(Collection entries)
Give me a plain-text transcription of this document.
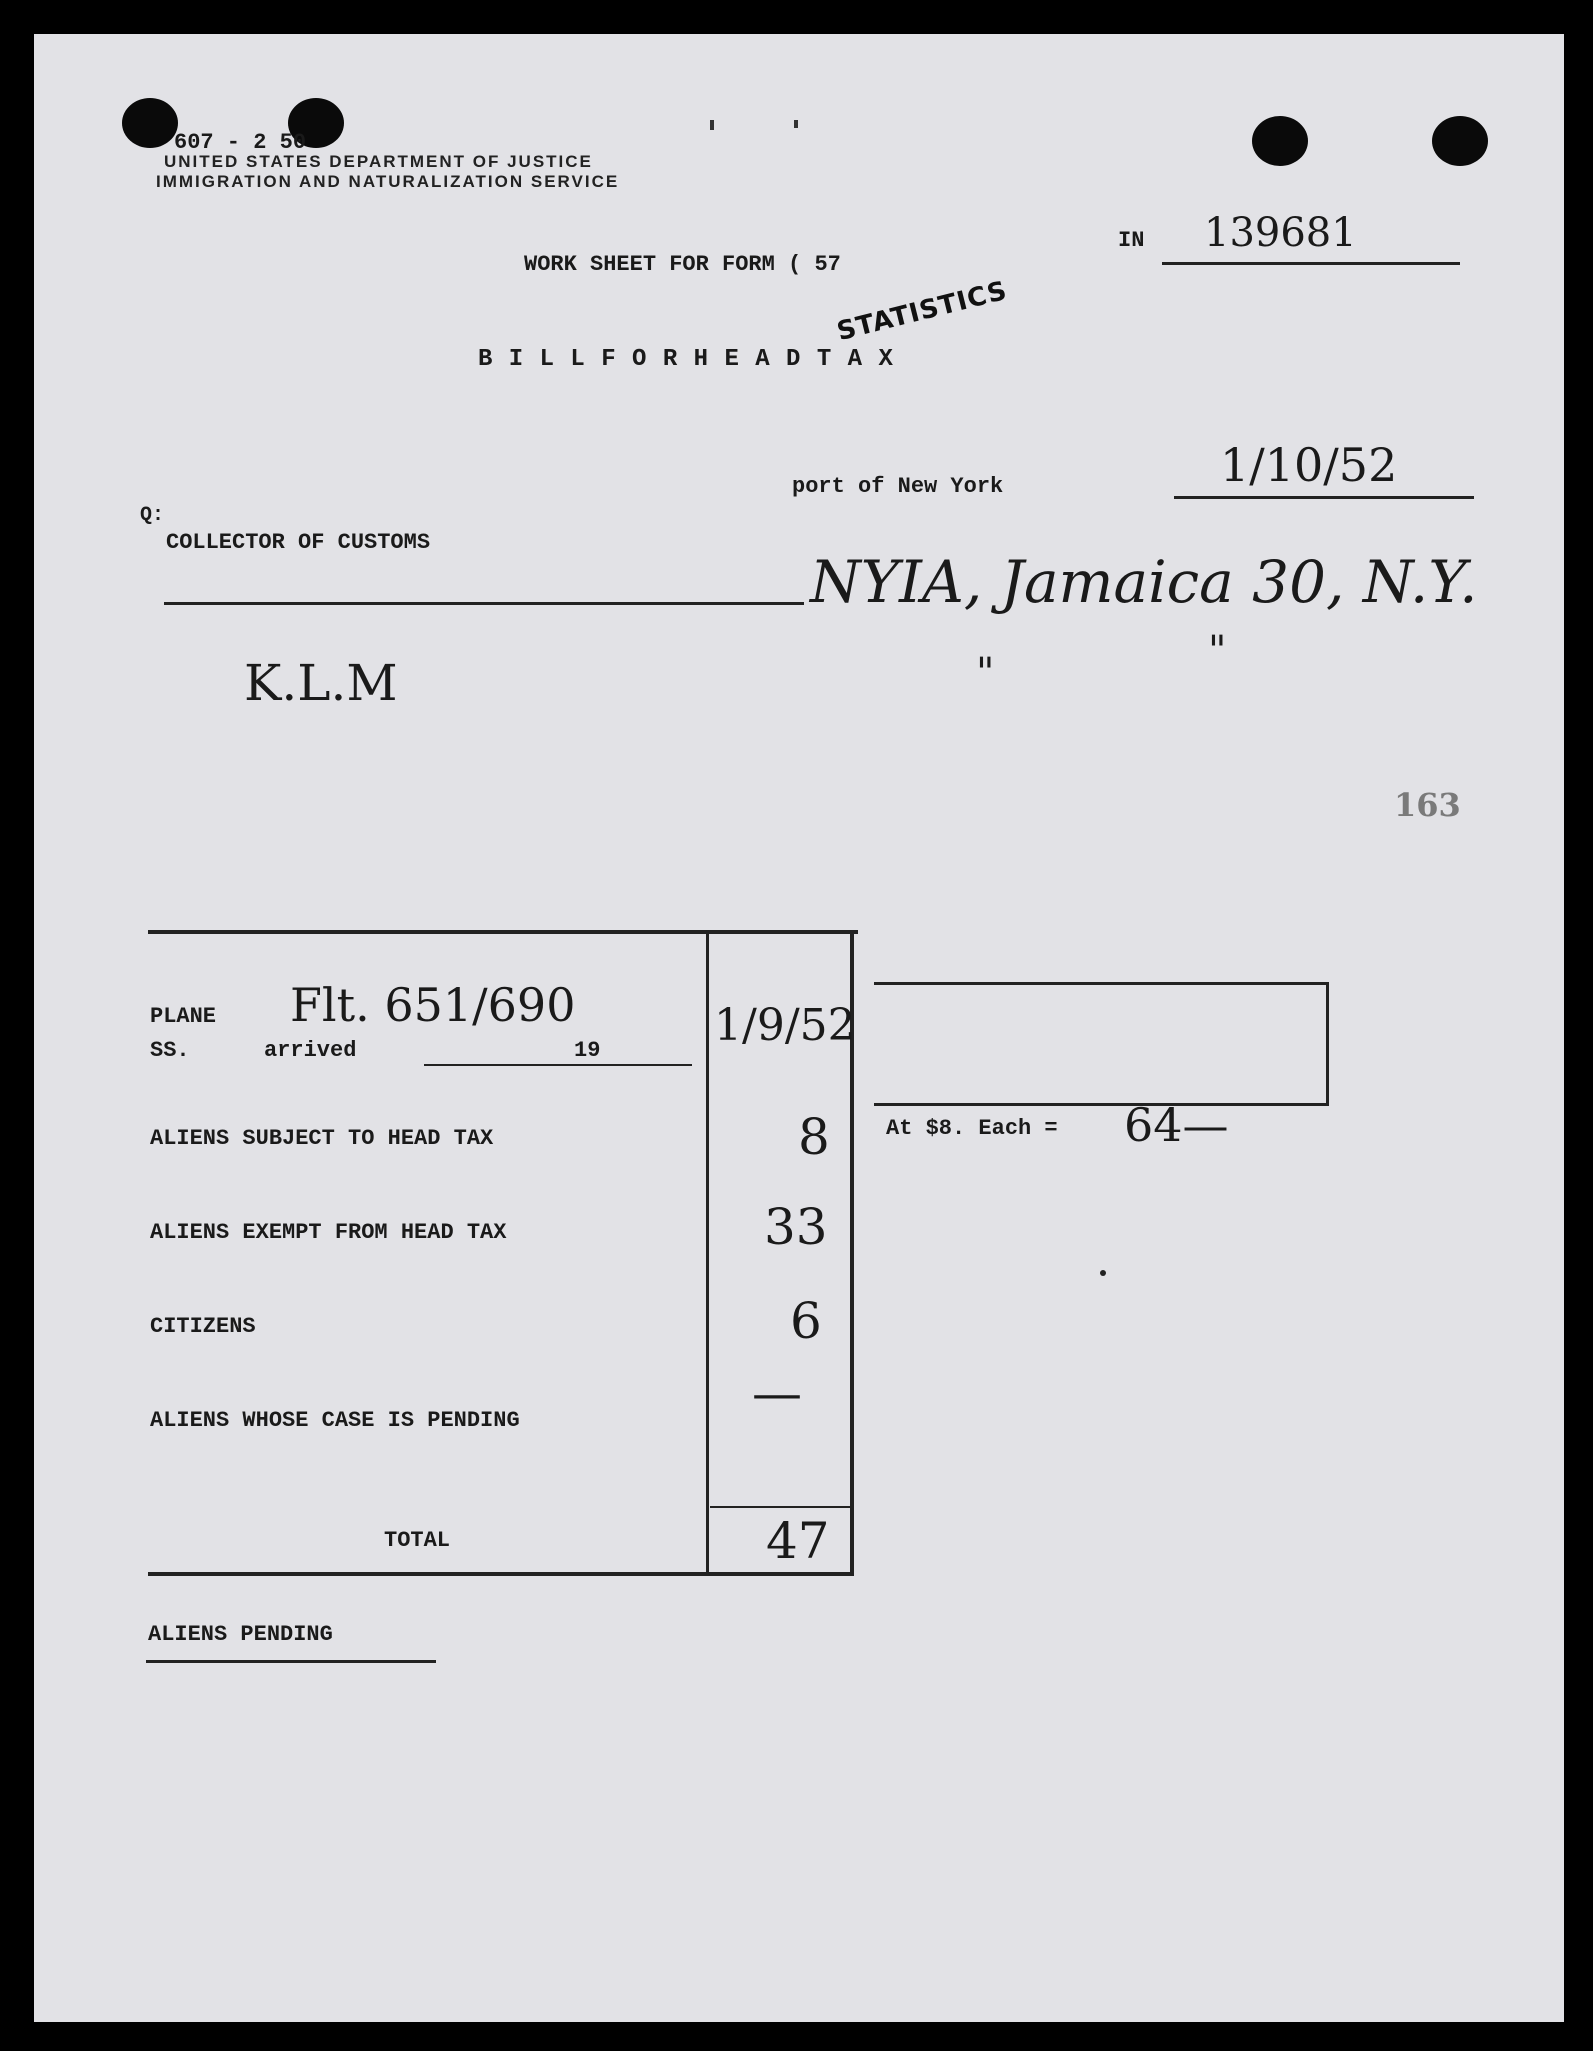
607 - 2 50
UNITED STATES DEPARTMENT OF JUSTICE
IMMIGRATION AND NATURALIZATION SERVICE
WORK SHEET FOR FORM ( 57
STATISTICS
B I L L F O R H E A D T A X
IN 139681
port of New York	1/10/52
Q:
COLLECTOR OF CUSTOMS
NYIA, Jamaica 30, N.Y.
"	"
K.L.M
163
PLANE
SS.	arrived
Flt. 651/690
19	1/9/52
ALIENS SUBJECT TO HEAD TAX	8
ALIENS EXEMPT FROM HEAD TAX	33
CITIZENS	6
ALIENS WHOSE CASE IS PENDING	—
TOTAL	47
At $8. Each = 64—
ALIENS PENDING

---

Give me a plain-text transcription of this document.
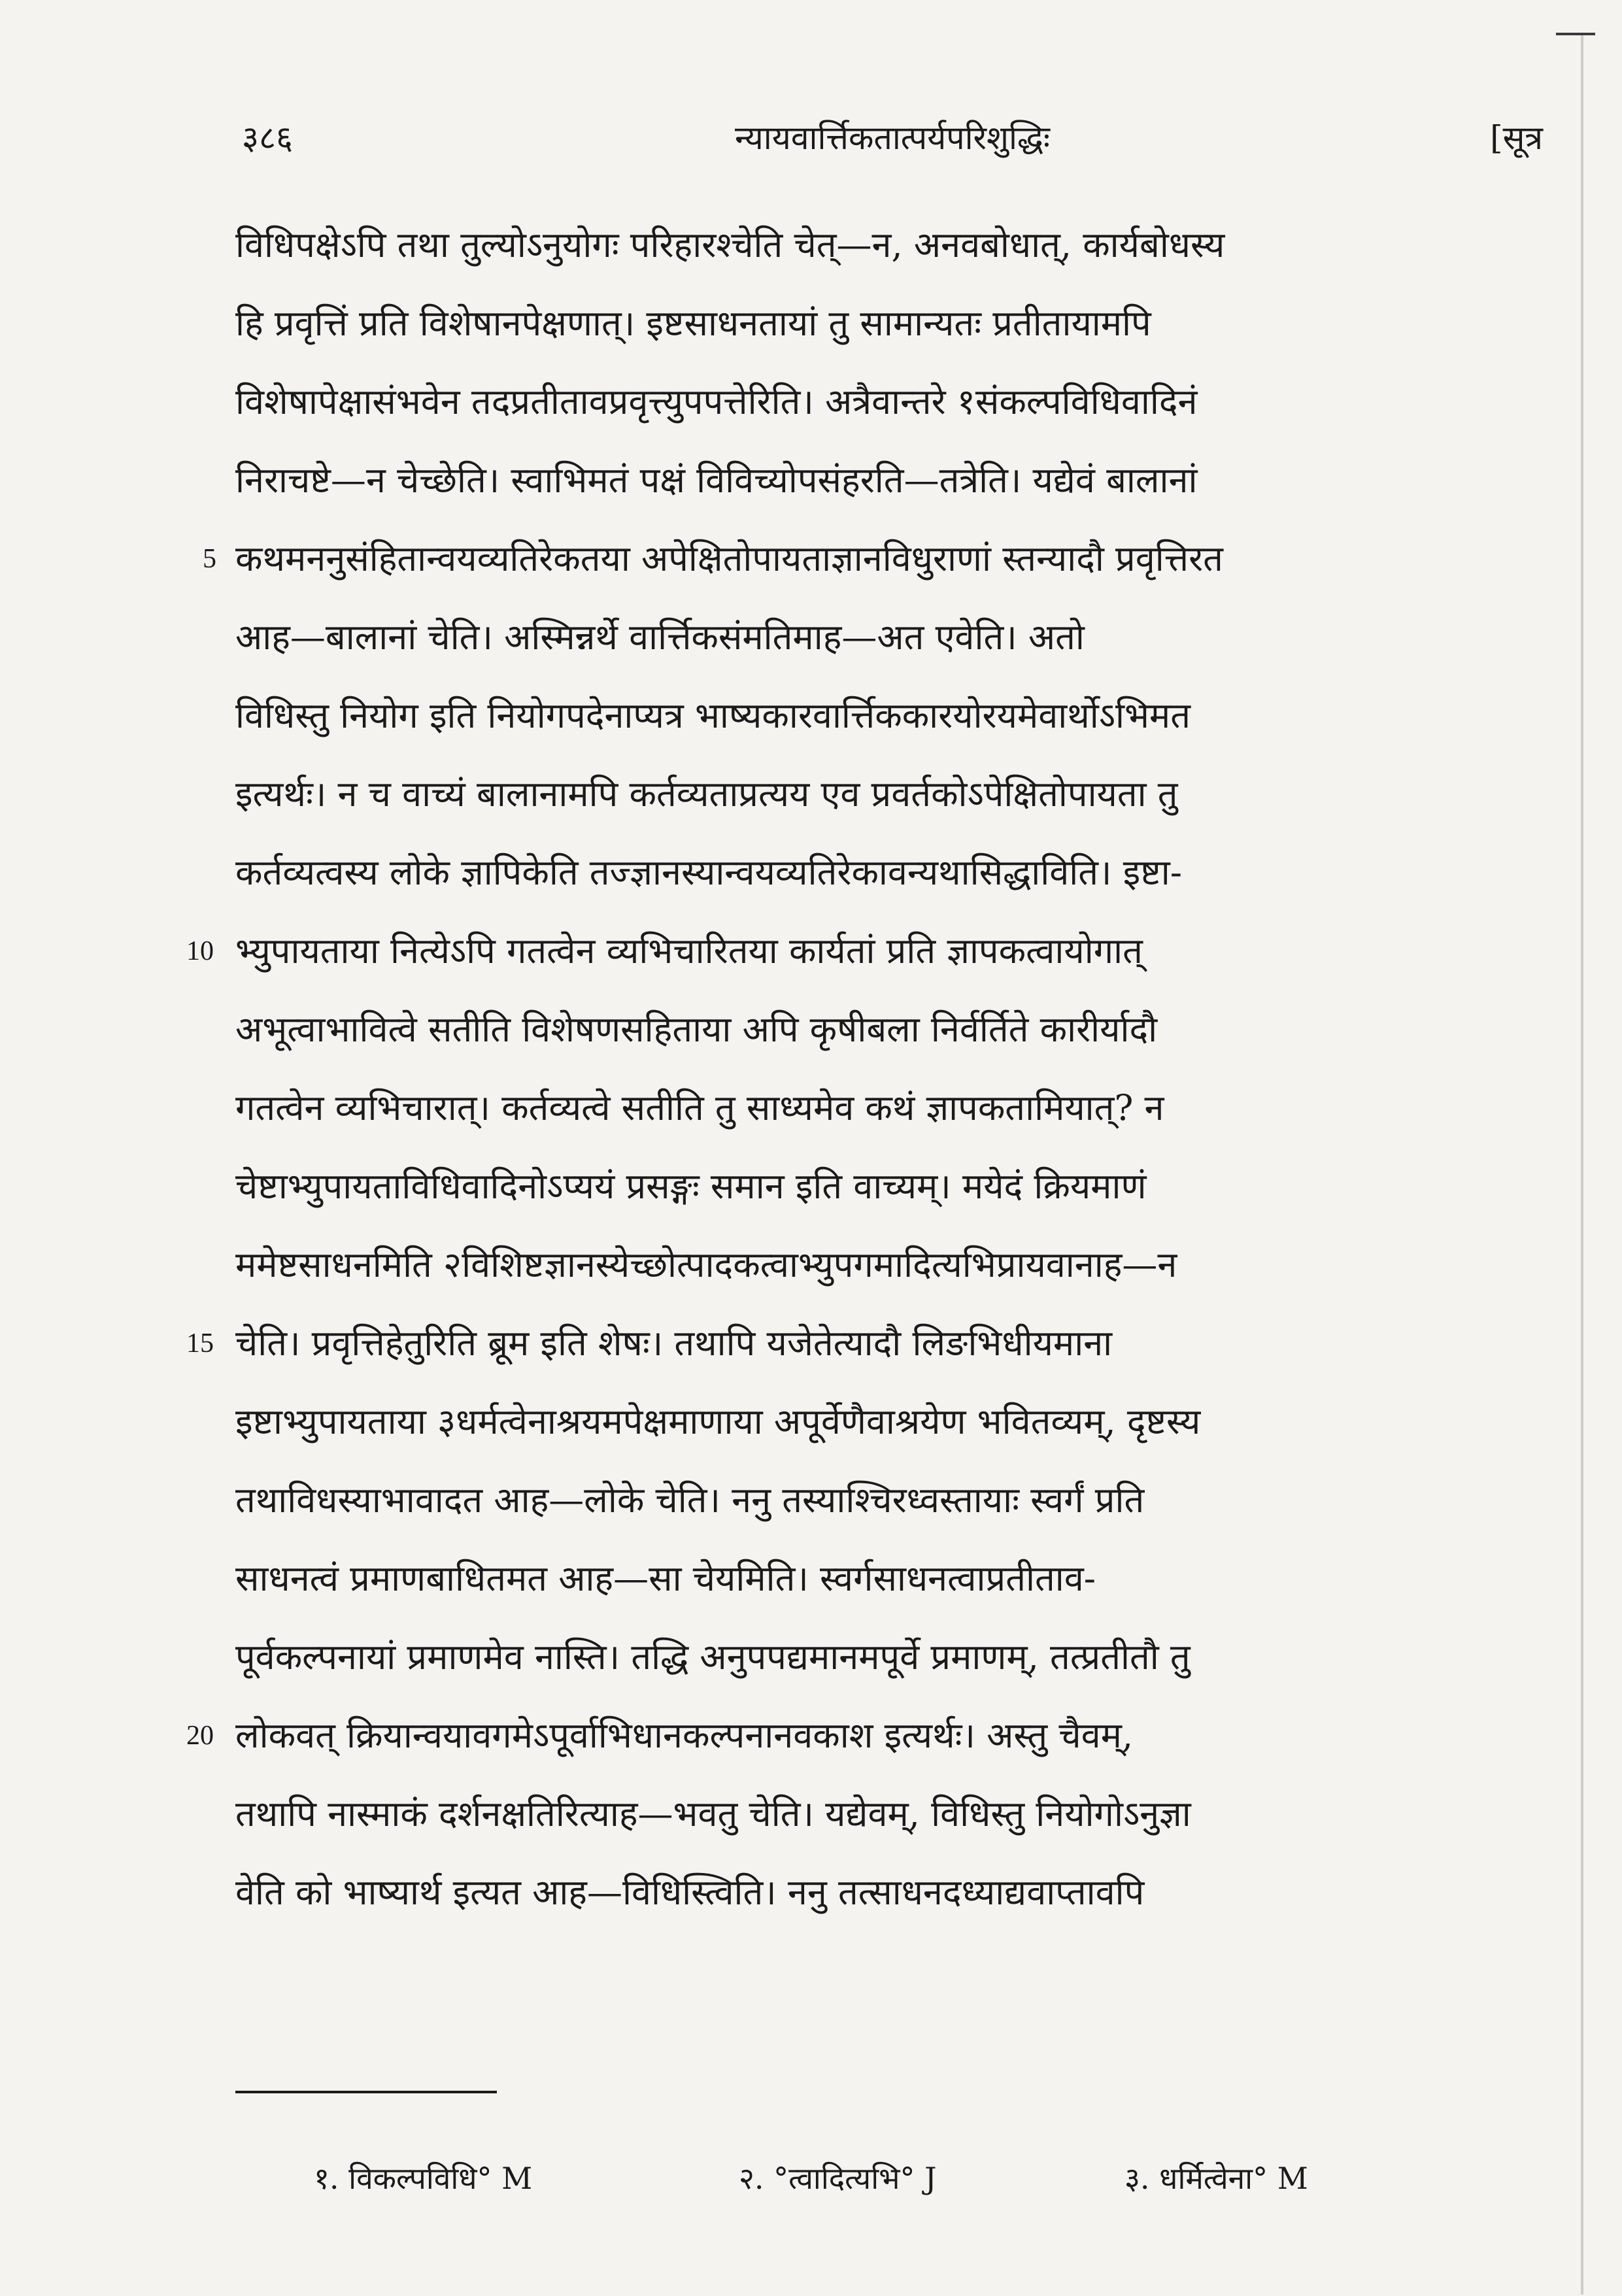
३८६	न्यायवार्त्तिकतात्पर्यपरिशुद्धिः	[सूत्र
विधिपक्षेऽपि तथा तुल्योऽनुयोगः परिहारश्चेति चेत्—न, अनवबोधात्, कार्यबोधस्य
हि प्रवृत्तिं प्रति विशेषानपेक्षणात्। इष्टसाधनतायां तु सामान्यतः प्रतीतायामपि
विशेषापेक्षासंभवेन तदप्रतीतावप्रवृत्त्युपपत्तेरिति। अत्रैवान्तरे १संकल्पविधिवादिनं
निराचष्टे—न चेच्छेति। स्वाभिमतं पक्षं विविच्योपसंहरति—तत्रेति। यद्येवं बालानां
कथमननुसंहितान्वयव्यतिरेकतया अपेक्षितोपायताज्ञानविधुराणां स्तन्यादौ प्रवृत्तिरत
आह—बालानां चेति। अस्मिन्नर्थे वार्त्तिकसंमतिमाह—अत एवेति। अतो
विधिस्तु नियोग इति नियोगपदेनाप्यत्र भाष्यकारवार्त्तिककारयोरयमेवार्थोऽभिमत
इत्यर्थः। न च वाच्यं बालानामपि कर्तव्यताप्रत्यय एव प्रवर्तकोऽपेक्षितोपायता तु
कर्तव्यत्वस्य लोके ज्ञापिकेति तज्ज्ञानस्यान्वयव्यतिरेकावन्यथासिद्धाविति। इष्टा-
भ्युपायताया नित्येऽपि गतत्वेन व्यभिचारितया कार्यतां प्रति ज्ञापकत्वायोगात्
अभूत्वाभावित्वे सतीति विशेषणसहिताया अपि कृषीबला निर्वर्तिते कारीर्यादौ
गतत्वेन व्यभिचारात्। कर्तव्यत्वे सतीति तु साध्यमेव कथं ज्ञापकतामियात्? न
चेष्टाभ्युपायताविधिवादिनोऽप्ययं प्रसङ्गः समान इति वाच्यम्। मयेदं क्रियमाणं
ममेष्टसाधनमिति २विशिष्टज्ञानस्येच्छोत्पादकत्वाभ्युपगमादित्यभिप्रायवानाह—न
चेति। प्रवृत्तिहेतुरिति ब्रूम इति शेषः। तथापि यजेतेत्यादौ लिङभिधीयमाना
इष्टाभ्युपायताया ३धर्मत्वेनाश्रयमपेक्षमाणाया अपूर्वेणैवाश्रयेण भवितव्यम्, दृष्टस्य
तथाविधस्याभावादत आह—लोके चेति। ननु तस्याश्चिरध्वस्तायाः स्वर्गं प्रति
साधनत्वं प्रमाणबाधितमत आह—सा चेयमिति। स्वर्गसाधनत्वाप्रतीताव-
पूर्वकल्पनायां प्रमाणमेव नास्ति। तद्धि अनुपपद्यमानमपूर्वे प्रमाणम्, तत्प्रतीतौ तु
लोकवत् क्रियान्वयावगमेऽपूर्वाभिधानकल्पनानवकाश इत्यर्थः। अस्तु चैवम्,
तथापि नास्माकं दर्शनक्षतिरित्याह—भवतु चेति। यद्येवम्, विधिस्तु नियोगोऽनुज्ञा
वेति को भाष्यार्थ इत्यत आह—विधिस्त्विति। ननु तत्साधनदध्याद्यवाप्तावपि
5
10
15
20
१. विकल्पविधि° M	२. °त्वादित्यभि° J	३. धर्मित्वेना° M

-- OBJECTIVE --
Lines that include the word "HEAD" are to be extracted from the data above.

-- RESULT OF THE TASK --
ALIENS SUBJECT TO HEAD TAX	8
ALIENS EXEMPT FROM HEAD TAX	33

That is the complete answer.